### RECORDED INFORMATION
───
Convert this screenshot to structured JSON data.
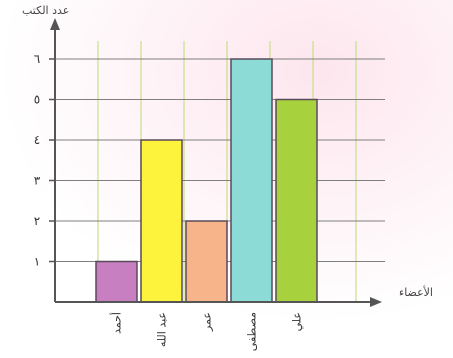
{
  "chart_data": {
    "type": "bar",
    "ylabel": "عدد الكتب",
    "xlabel": "الأعضاء",
    "categories": [
      "أحمد",
      "عبد الله",
      "عمر",
      "مصطفى",
      "علي"
    ],
    "values": [
      1,
      4,
      2,
      6,
      5
    ],
    "y_ticks": [
      "١",
      "٢",
      "٣",
      "٤",
      "٥",
      "٦"
    ],
    "ylim": [
      0,
      6
    ],
    "grid": true,
    "colors": {
      "bars": [
        "#c77fc2",
        "#fdf33c",
        "#f7b38a",
        "#8ddbd6",
        "#a7d23d"
      ],
      "grid_horizontal": "#7f7f7f",
      "grid_vertical": "#c8df8a",
      "axis": "#555555",
      "background_glow": "#fde6ee"
    }
  }
}
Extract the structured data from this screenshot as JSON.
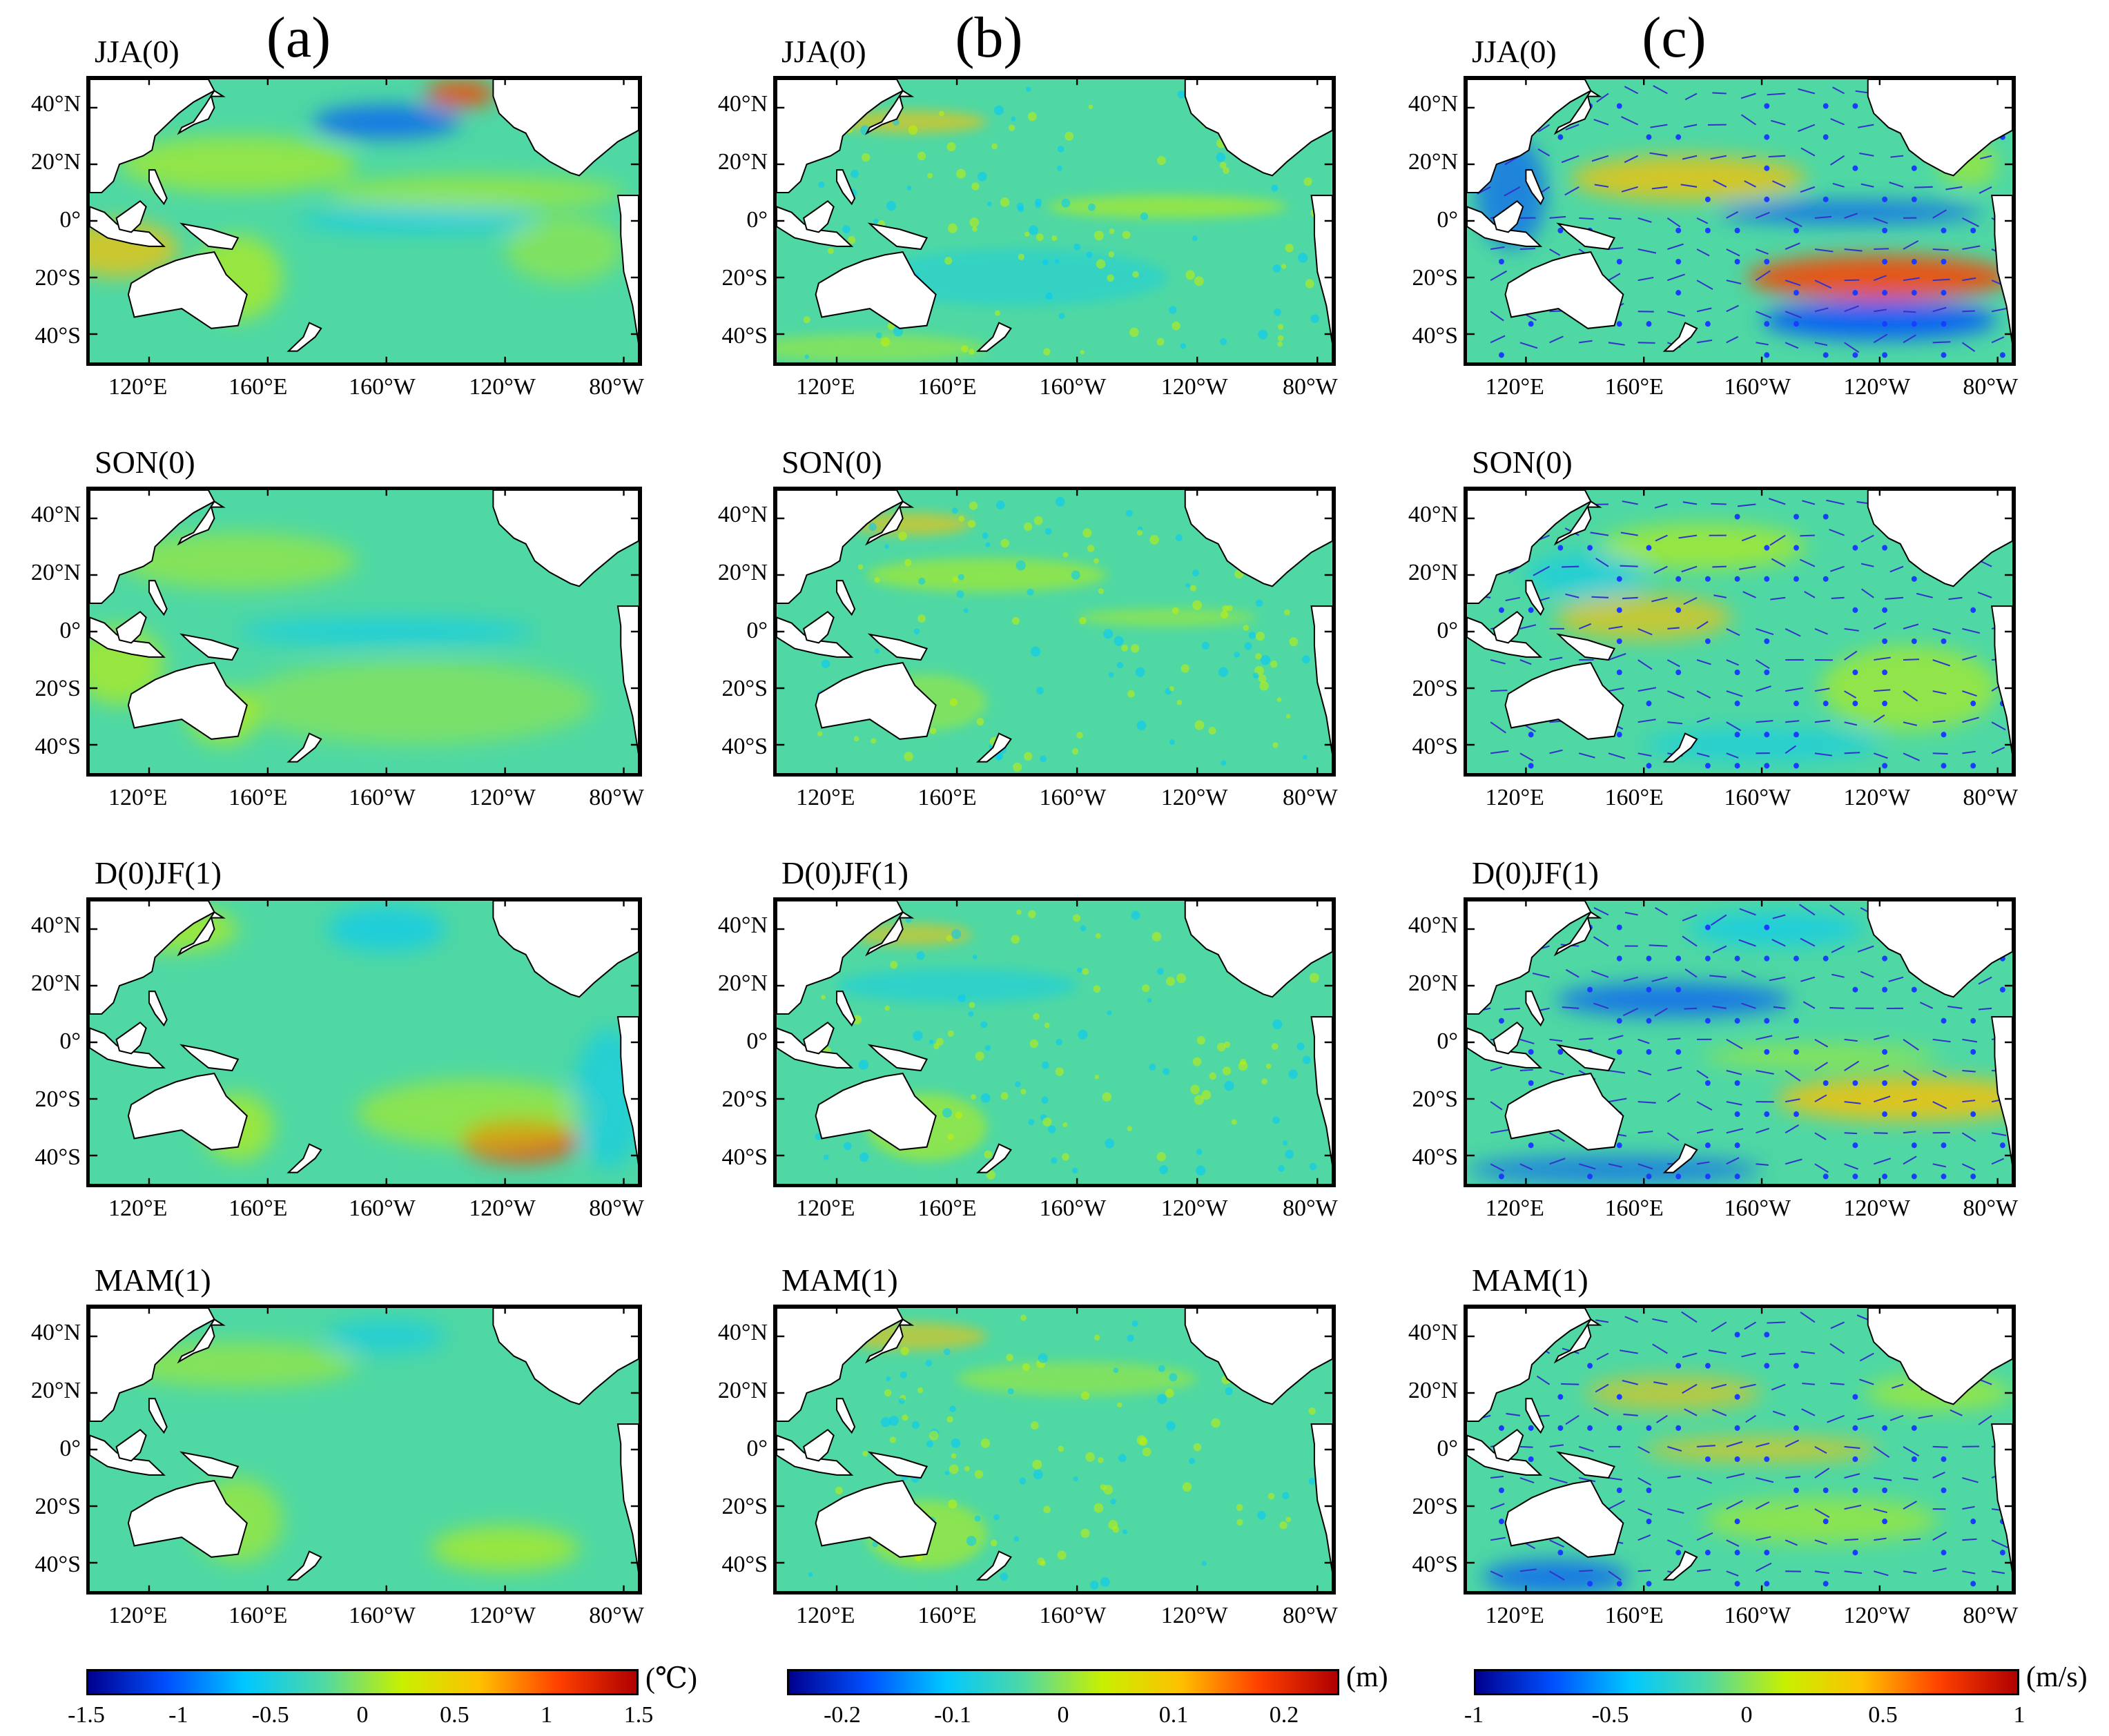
───
### EXERCISE INSTRUCTIONS
Quote the data exactly, leaving every image out of the copy.

### RESULT OF THIS TASK
Convert this screenshot to structured JSON data.
{
  "chart_data": {
    "type": "bar",
    "ylabel": "عدد الكتب",
    "xlabel": "الأعضاء",
    "categories": [
      "أحمد",
      "عبد الله",
      "عمر",
      "مصطفى",
      "علي"
    ],
    "values": [
      1,
      4,
      2,
      6,
      5
    ],
    "y_ticks": [
      "١",
      "٢",
      "٣",
      "٤",
      "٥",
      "٦"
    ],
    "ylim": [
      0,
      6
    ],
    "grid": true,
    "colors": {
      "bars": [
        "#c77fc2",
        "#fdf33c",
        "#f7b38a",
        "#8ddbd6",
        "#a7d23d"
      ],
      "grid_horizontal": "#7f7f7f",
      "grid_vertical": "#c8df8a",
      "axis": "#555555",
      "background_glow": "#fde6ee"
    }
  }
}
Extract the structured data from this screenshot as JSON.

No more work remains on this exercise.